(Given problem) Each line that contains the string "皮膜清洗废水" counts once; report how many such lines appear in the data, as a number only.

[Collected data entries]
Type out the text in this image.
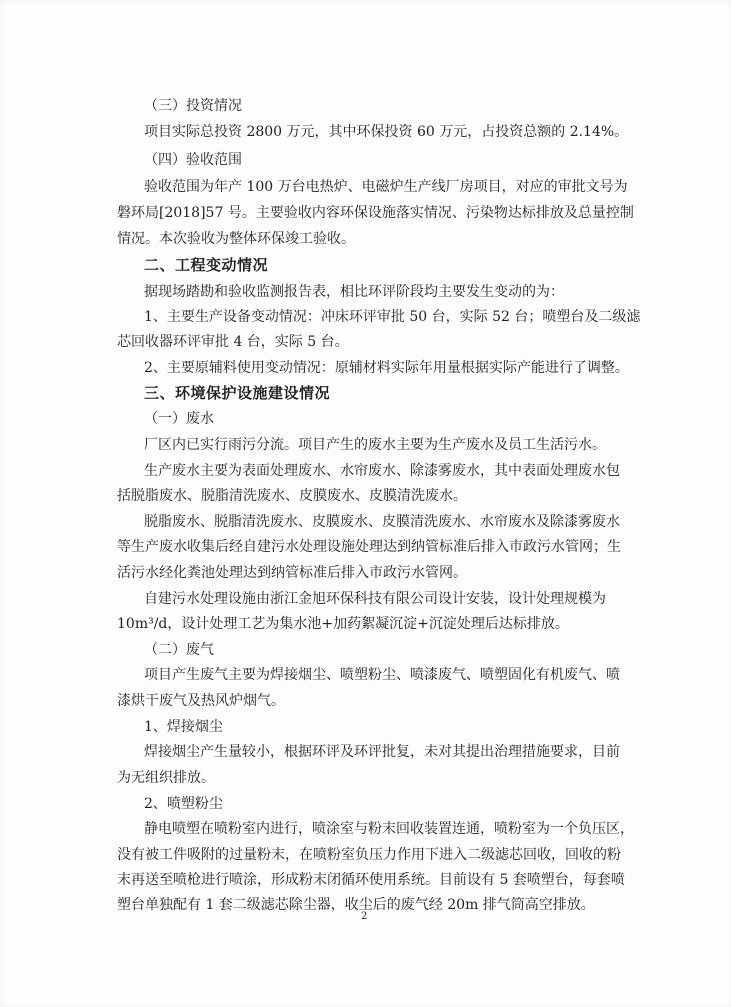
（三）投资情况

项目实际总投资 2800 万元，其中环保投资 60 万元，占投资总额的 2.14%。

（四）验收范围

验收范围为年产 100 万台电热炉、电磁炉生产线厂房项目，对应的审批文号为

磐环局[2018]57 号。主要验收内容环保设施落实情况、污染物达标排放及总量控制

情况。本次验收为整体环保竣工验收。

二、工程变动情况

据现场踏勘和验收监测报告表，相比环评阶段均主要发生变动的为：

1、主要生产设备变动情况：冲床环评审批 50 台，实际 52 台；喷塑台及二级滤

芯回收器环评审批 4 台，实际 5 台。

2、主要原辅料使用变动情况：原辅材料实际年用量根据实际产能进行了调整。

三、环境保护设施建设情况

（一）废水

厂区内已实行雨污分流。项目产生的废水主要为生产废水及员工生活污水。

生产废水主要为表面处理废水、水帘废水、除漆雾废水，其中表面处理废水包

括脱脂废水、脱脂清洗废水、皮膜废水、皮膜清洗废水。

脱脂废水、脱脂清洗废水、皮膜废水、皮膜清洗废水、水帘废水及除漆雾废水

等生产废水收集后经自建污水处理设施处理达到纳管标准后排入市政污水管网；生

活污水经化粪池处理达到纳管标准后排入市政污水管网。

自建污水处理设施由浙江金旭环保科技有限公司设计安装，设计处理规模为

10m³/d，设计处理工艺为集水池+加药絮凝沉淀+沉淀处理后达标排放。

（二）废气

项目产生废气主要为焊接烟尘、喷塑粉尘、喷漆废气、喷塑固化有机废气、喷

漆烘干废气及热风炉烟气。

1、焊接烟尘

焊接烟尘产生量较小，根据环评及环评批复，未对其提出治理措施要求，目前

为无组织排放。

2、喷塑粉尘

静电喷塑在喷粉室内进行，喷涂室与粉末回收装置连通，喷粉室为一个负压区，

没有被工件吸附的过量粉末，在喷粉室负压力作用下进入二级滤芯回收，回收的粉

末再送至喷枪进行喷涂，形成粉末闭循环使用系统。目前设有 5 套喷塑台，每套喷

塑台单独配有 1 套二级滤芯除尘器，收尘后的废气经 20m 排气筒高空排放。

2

(Correct answer) 2